>> Begin Provided passage

Many of the documents disclosed would have been confidential in some sense, but usually a violation of a confidentiality statute has a criminal sanction associated with it, but does not carry with it a private cause of action – in part, because conceptually, the party actually harmed is considered to be the government and not the person about whom information is revealed.

It is also possible that Manning could utilize the state secrets privilege as a defense and have such a suit dismissed on the grounds that a full and adequate defense of the claims would require the disclosure of official state secrets. For example, if a covert agent were murdered due to a wrongful disclosure of information, usually official disclosure of the fact of being a covert agent would be required to prove the case, and that evidence would be barred by the state secrets privilege, effectively barring the lawsuit entirely.

Constitutional claims of privacy violations under the 4th Amendment generally relate to the wrongful acquisition of information and not its wrongful disclosure. The constitution bars unreasonable search and seizure, not unreasonable disclosure of information.

>> End Provided passage

* Problems
**A)** Summarize the passage on disclosure lawsuits in two sentences.
**B)** Answer these questions from the passage on disclosure lawsuits:
(i) Who is conceptually considered the party actually harmed when a confidentiality statute is violated?
(ii) In the covert agent example, what would usually be required to prove the case?
(iii) What does the constitution bar?
**C)** Transcribe the passage on disclosure lawsuits between "Constitutional claims of" and "disclosure of information.", inclusive.
The listing after this point has no role in this work.

>> Begin Material provided

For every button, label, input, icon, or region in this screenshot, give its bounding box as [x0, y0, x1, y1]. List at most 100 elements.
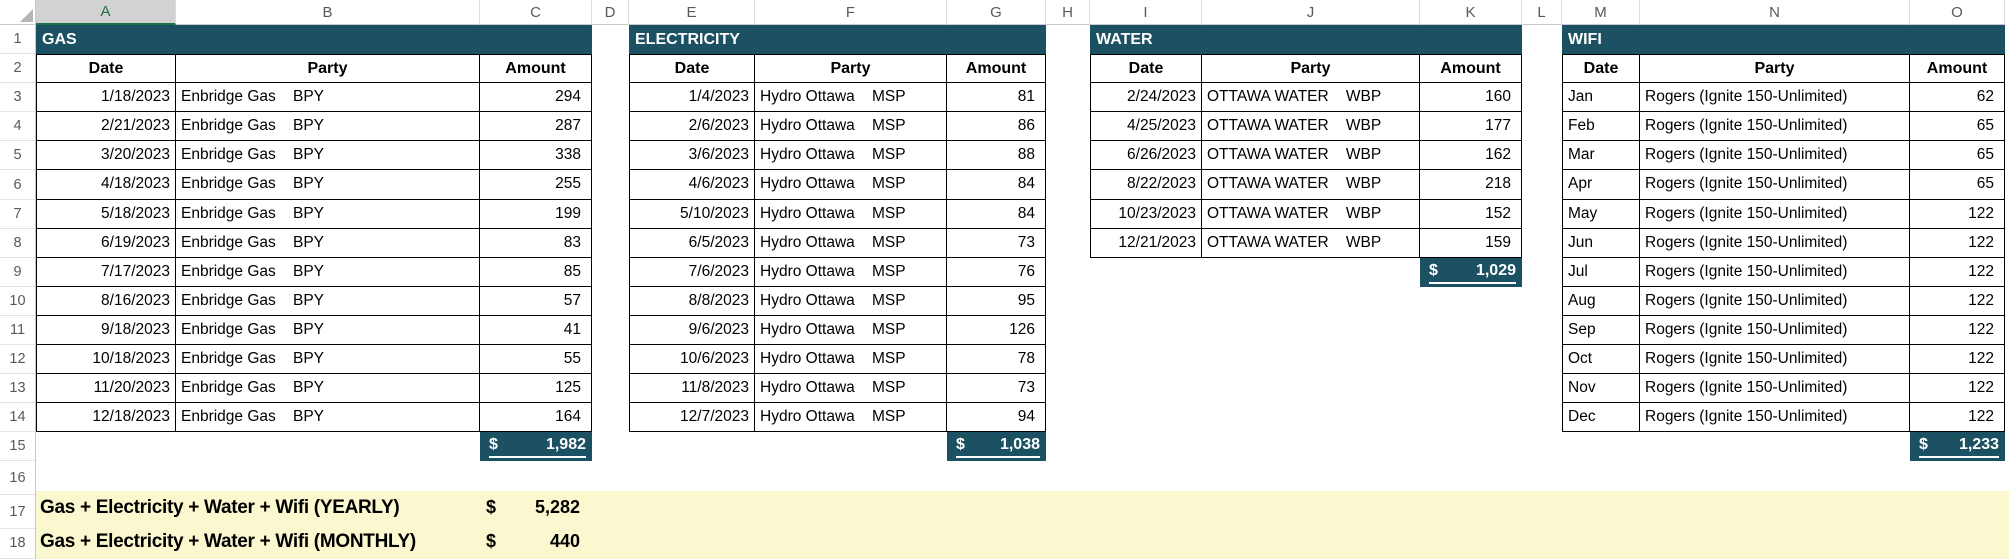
column-header[interactable]: O	[1910, 0, 2005, 25]
month-cell[interactable]: Oct	[1562, 345, 1640, 375]
amount-cell[interactable]: 160	[1420, 83, 1522, 113]
row-header[interactable]: 4	[0, 112, 35, 142]
amount-cell[interactable]: 65	[1910, 170, 2005, 200]
row-header[interactable]: 1	[0, 25, 35, 55]
party-cell[interactable]: Hydro Ottawa MSP	[755, 345, 947, 375]
month-cell[interactable]: Jan	[1562, 83, 1640, 113]
amount-cell[interactable]: 199	[480, 199, 592, 229]
wifi-total-cell[interactable]: $ 1,233	[1910, 432, 2005, 462]
date-cell[interactable]: 5/10/2023	[629, 199, 755, 229]
gas-header-amount[interactable]: Amount	[480, 54, 592, 84]
month-cell[interactable]: Jun	[1562, 228, 1640, 258]
amount-cell[interactable]: 84	[947, 199, 1046, 229]
party-cell[interactable]: Hydro Ottawa MSP	[755, 228, 947, 258]
column-header[interactable]: K	[1420, 0, 1522, 25]
date-cell[interactable]: 1/18/2023	[36, 83, 176, 113]
column-header[interactable]: B	[176, 0, 480, 25]
wifi-header-party[interactable]: Party	[1640, 54, 1910, 84]
party-cell[interactable]: Hydro Ottawa MSP	[755, 315, 947, 346]
amount-cell[interactable]: 152	[1420, 199, 1522, 229]
amount-cell[interactable]: 122	[1910, 315, 2005, 346]
party-cell[interactable]: Rogers (Ignite 150-Unlimited)	[1640, 199, 1910, 229]
amount-cell[interactable]: 95	[947, 286, 1046, 316]
party-cell[interactable]: Hydro Ottawa MSP	[755, 403, 947, 433]
amount-cell[interactable]: 65	[1910, 112, 2005, 142]
date-cell[interactable]: 4/25/2023	[1090, 112, 1202, 142]
amount-cell[interactable]: 126	[947, 315, 1046, 346]
amount-cell[interactable]: 57	[480, 286, 592, 316]
row-header[interactable]: 11	[0, 315, 35, 346]
row-header[interactable]: 3	[0, 83, 35, 113]
row-header[interactable]: 10	[0, 286, 35, 316]
electricity-total-cell[interactable]: $ 1,038	[947, 432, 1046, 462]
amount-cell[interactable]: 41	[480, 315, 592, 346]
party-cell[interactable]: Rogers (Ignite 150-Unlimited)	[1640, 374, 1910, 404]
amount-cell[interactable]: 338	[480, 141, 592, 171]
row-header[interactable]: 18	[0, 529, 35, 559]
party-cell[interactable]: Hydro Ottawa MSP	[755, 374, 947, 404]
column-header[interactable]: D	[592, 0, 629, 25]
water-header-party[interactable]: Party	[1202, 54, 1420, 84]
date-cell[interactable]: 8/22/2023	[1090, 170, 1202, 200]
party-cell[interactable]: Rogers (Ignite 150-Unlimited)	[1640, 170, 1910, 200]
party-cell[interactable]: Hydro Ottawa MSP	[755, 112, 947, 142]
column-header[interactable]: J	[1202, 0, 1420, 25]
amount-cell[interactable]: 255	[480, 170, 592, 200]
party-cell[interactable]: Hydro Ottawa MSP	[755, 257, 947, 287]
column-header[interactable]: F	[755, 0, 947, 25]
amount-cell[interactable]: 122	[1910, 199, 2005, 229]
month-cell[interactable]: Aug	[1562, 286, 1640, 316]
water-header-amount[interactable]: Amount	[1420, 54, 1522, 84]
row-header[interactable]: 7	[0, 199, 35, 229]
month-cell[interactable]: Mar	[1562, 141, 1640, 171]
column-header[interactable]: L	[1522, 0, 1562, 25]
amount-cell[interactable]: 84	[947, 170, 1046, 200]
party-cell[interactable]: Rogers (Ignite 150-Unlimited)	[1640, 257, 1910, 287]
party-cell[interactable]: Enbridge Gas BPY	[176, 257, 480, 287]
party-cell[interactable]: Rogers (Ignite 150-Unlimited)	[1640, 286, 1910, 316]
date-cell[interactable]: 10/23/2023	[1090, 199, 1202, 229]
month-cell[interactable]: Apr	[1562, 170, 1640, 200]
month-cell[interactable]: Nov	[1562, 374, 1640, 404]
party-cell[interactable]: Enbridge Gas BPY	[176, 141, 480, 171]
electricity-header-amount[interactable]: Amount	[947, 54, 1046, 84]
date-cell[interactable]: 7/6/2023	[629, 257, 755, 287]
date-cell[interactable]: 2/21/2023	[36, 112, 176, 142]
amount-cell[interactable]: 122	[1910, 228, 2005, 258]
date-cell[interactable]: 7/17/2023	[36, 257, 176, 287]
party-cell[interactable]: OTTAWA WATER WBP	[1202, 199, 1420, 229]
summary-value-cell[interactable]: $ 440	[480, 531, 592, 552]
date-cell[interactable]: 4/18/2023	[36, 170, 176, 200]
party-cell[interactable]: Enbridge Gas BPY	[176, 374, 480, 404]
date-cell[interactable]: 12/21/2023	[1090, 228, 1202, 258]
gas-table-title[interactable]: GAS	[36, 25, 592, 55]
amount-cell[interactable]: 76	[947, 257, 1046, 287]
column-header[interactable]: H	[1046, 0, 1090, 25]
amount-cell[interactable]: 162	[1420, 141, 1522, 171]
amount-cell[interactable]: 164	[480, 403, 592, 433]
amount-cell[interactable]: 73	[947, 228, 1046, 258]
select-all-corner[interactable]	[0, 0, 36, 25]
summary-value-cell[interactable]: $ 5,282	[480, 497, 592, 518]
month-cell[interactable]: May	[1562, 199, 1640, 229]
party-cell[interactable]: Enbridge Gas BPY	[176, 228, 480, 258]
amount-cell[interactable]: 88	[947, 141, 1046, 171]
amount-cell[interactable]: 122	[1910, 257, 2005, 287]
party-cell[interactable]: Enbridge Gas BPY	[176, 112, 480, 142]
column-header[interactable]: A	[36, 0, 176, 25]
party-cell[interactable]: Enbridge Gas BPY	[176, 286, 480, 316]
column-header[interactable]: I	[1090, 0, 1202, 25]
party-cell[interactable]: Rogers (Ignite 150-Unlimited)	[1640, 112, 1910, 142]
party-cell[interactable]: OTTAWA WATER WBP	[1202, 228, 1420, 258]
row-header[interactable]: 15	[0, 432, 35, 462]
amount-cell[interactable]: 73	[947, 374, 1046, 404]
column-header[interactable]: E	[629, 0, 755, 25]
date-cell[interactable]: 9/18/2023	[36, 315, 176, 346]
column-header[interactable]: C	[480, 0, 592, 25]
row-header[interactable]: 12	[0, 345, 35, 375]
party-cell[interactable]: Enbridge Gas BPY	[176, 199, 480, 229]
amount-cell[interactable]: 294	[480, 83, 592, 113]
amount-cell[interactable]: 287	[480, 112, 592, 142]
party-cell[interactable]: Rogers (Ignite 150-Unlimited)	[1640, 345, 1910, 375]
month-cell[interactable]: Dec	[1562, 403, 1640, 433]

>> End Material provided

* Solutions for each task
**A)** Violating a confidentiality statute usually carries a criminal sanction but no private cause of action, partly because the government is considered the party actually harmed. Manning might also use the state secrets privilege to have a suit dismissed, and Fourth Amendment privacy claims generally concern the wrongful acquisition of information rather than its wrongful disclosure.

**B)**
(i) The government.
(ii) Official disclosure of the fact of being a covert agent.
(iii) Unreasonable search and seizure.

**C)**
Constitutional claims of privacy violations under the 4th Amendment generally relate to the wrongful acquisition of information and not its wrongful disclosure. The constitution bars unreasonable search and seizure, not unreasonable disclosure of information.